— Start of DATA LINES —

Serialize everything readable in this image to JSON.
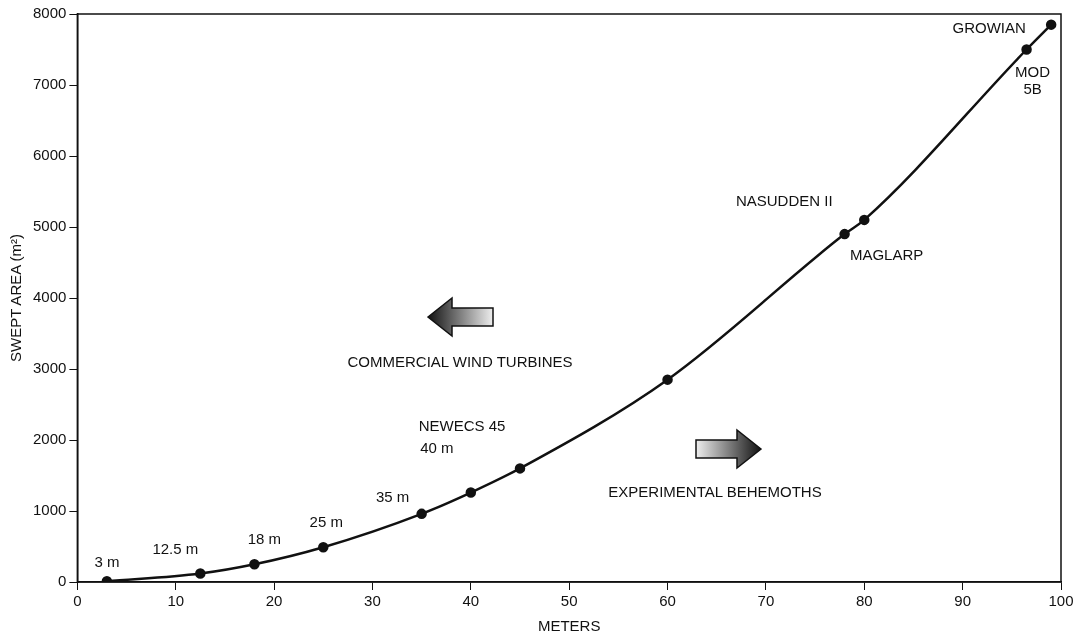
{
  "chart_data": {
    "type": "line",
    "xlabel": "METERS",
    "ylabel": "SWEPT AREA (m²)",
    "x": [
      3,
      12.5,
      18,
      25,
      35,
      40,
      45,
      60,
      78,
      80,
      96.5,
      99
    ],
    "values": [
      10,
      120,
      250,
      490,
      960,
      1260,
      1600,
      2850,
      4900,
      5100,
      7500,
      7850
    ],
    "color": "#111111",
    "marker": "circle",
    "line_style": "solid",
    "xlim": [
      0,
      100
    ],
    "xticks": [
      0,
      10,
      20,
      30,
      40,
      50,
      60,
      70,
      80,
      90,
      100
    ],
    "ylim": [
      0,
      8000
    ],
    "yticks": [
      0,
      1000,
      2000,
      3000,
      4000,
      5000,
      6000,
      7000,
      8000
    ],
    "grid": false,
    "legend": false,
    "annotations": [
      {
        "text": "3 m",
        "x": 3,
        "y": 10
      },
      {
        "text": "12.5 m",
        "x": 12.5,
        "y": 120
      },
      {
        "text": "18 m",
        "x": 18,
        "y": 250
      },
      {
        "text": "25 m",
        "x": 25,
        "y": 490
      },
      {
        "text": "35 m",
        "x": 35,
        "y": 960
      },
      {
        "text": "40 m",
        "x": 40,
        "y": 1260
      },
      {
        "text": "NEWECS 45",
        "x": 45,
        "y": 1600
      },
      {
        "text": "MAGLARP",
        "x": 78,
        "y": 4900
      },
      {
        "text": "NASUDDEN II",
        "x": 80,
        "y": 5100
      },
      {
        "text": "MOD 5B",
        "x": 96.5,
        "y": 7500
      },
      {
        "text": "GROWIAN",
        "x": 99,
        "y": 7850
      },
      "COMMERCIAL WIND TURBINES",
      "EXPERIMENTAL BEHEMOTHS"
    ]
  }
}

— End of DATA LINES —

▸ YOUR INSTRUCTIONS: Of the lines above, copy each that contains "text".

▸ EXERCISE SOLUTION:
        "text": "3 m",
        "text": "12.5 m",
        "text": "18 m",
        "text": "25 m",
        "text": "35 m",
        "text": "40 m",
        "text": "NEWECS 45",
        "text": "MAGLARP",
        "text": "NASUDDEN II",
        "text": "MOD 5B",
        "text": "GROWIAN",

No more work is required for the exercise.